Objective | Which lines below hold the word "Aplikasi"? Copy all of them.

Input rows |
····················
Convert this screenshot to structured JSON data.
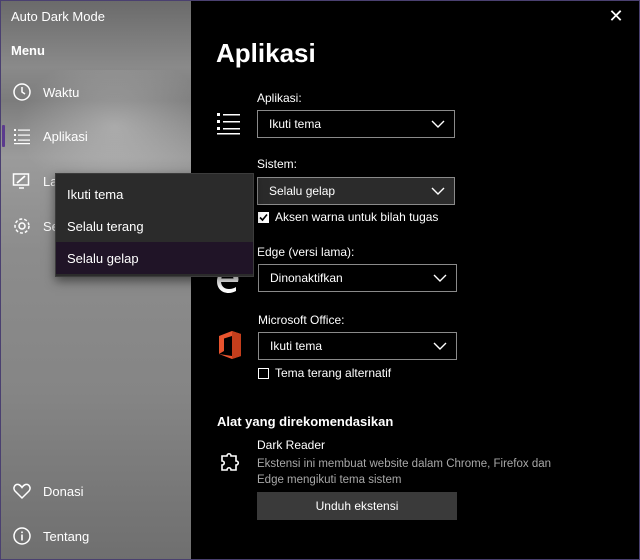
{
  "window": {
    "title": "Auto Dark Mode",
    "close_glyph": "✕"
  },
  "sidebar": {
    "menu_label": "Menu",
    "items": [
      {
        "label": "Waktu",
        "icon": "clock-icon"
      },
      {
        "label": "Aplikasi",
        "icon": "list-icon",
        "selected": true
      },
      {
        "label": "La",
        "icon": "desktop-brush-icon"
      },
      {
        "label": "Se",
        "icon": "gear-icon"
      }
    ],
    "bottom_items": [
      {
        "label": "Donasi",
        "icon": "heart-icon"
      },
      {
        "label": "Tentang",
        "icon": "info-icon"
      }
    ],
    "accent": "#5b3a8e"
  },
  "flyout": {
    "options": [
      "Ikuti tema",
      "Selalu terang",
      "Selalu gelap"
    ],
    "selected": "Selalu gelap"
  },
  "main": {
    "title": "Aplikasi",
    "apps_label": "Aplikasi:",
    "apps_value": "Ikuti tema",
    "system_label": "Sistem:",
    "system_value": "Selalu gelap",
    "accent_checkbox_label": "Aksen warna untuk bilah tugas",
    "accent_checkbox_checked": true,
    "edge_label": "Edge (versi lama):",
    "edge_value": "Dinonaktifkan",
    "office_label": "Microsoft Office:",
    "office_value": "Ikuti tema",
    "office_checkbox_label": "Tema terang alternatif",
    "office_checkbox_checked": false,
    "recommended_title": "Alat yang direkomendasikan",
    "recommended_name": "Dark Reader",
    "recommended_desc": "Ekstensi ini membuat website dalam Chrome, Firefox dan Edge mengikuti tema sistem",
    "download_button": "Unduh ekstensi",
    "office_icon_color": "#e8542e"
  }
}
····················
Solution for this task |
        "label": "Aplikasi",
    "title": "Aplikasi",
    "apps_label": "Aplikasi:",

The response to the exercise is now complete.